> **文書の抜粋**
:::::

引下(読み)ひきさがる

精選版 日本国語大辞典 「引下」の意味・読み・例文・類語

ひき‐さが・る【引下】

〘自ラ五(四)〙
① その場を去って離れる。また、後へ引いてさがる。後退する。引き退く。さがる。くだる。しさる。
※とりかへばや(12C後)下「かんのきみはすこしひきさがりて」
自分の間違い、負けなどを認めて、主張をひっこめる。また、手を引く。
坊っちゃん(1906)〈夏目漱石〉八「何時もなら、〈略〉おれが間違ってたと恐れ入って引きさがるのだけれども」
③ おくれる。あとにつく。
平家(13C前)一一「すこしひきさがて、兵五六十騎が程河原へうちいでたり」

:::::

「引下」の辞書項目を「ひき‐さが・る【引下】」から「③ おくれる。あとにつく。」まで、「後退する」を「後ずさりする」に置き換えて書き直しなさい。 一覧はこの辞書項目とは別の資料である。

> **記録情報**

:::::

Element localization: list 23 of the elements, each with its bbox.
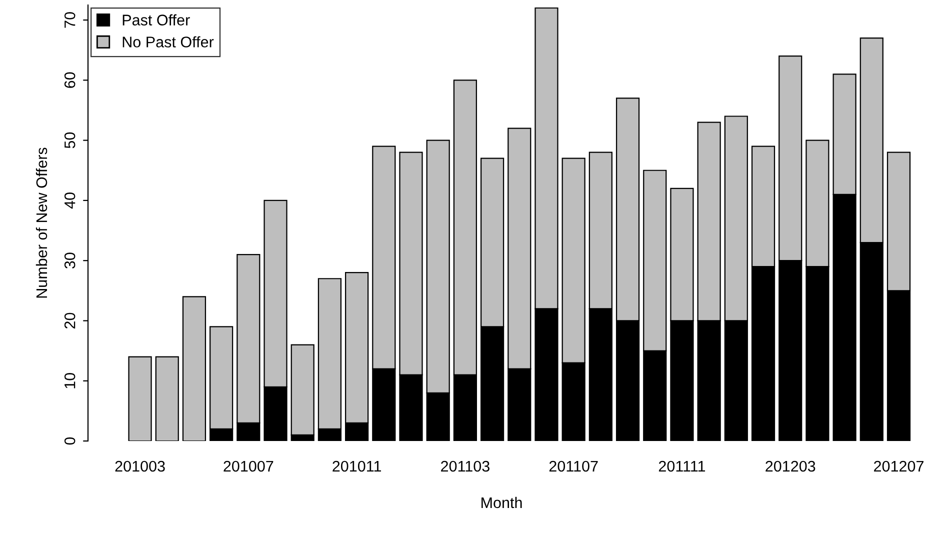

:::::

> **解答欄**
ひき‐さが・る【引下】

〘自ラ五(四)〙
① その場を去って離れる。また、後へ引いてさがる。後ずさりする。引き退く。さがる。くだる。しさる。
※とりかへばや(12C後)下「かんのきみはすこしひきさがりて」
自分の間違い、負けなどを認めて、主張をひっこめる。また、手を引く。
坊っちゃん(1906)〈夏目漱石〉八「何時もなら、〈略〉おれが間違ってたと恐れ入って引きさがるのだけれども」
③ おくれる。あとにつく。